DIRECTIONS.
Pull out every line of the listing below where "blood" appears.

--- start of RECORD LIST ---

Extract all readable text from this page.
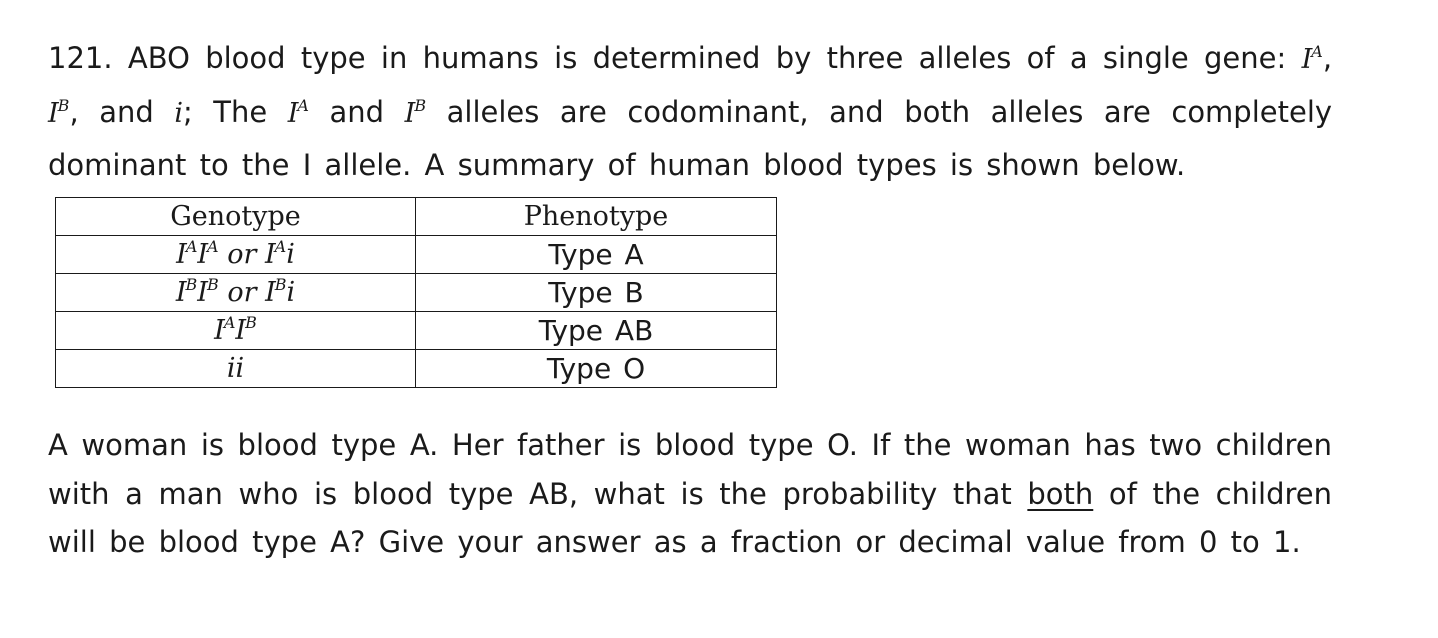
121. ABO blood type in humans is determined by three alleles of a single gene: $I^A$, $I^B$, and i; The $I^A$ and $I^B$ alleles are codominant, and both alleles are completely dominant to the I allele. A summary of human blood types is shown below.
Genotype	Phenotype
$I^AI^A$ or $I^Ai$	Type A
$I^BI^B$ or $I^Bi$	Type B
$I^AI^B$	Type AB
ii	Type O
A woman is blood type A. Her father is blood type O. If the woman has two children with a man who is blood type AB, what is the probability that both of the children will be blood type A? Give your answer as a fraction or decimal value from 0 to 1.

--- end of RECORD LIST ---

RESPONSE TO THIS TASK.
121. ABO blood type in humans is determined by three alleles of a single gene: $I^A$, $I^B$, and i; The $I^A$ and $I^B$ alleles are codominant, and both alleles are completely dominant to the I allele. A summary of human blood types is shown below.
A woman is blood type A. Her father is blood type O. If the woman has two children with a man who is blood type AB, what is the probability that both of the children will be blood type A? Give your answer as a fraction or decimal value from 0 to 1.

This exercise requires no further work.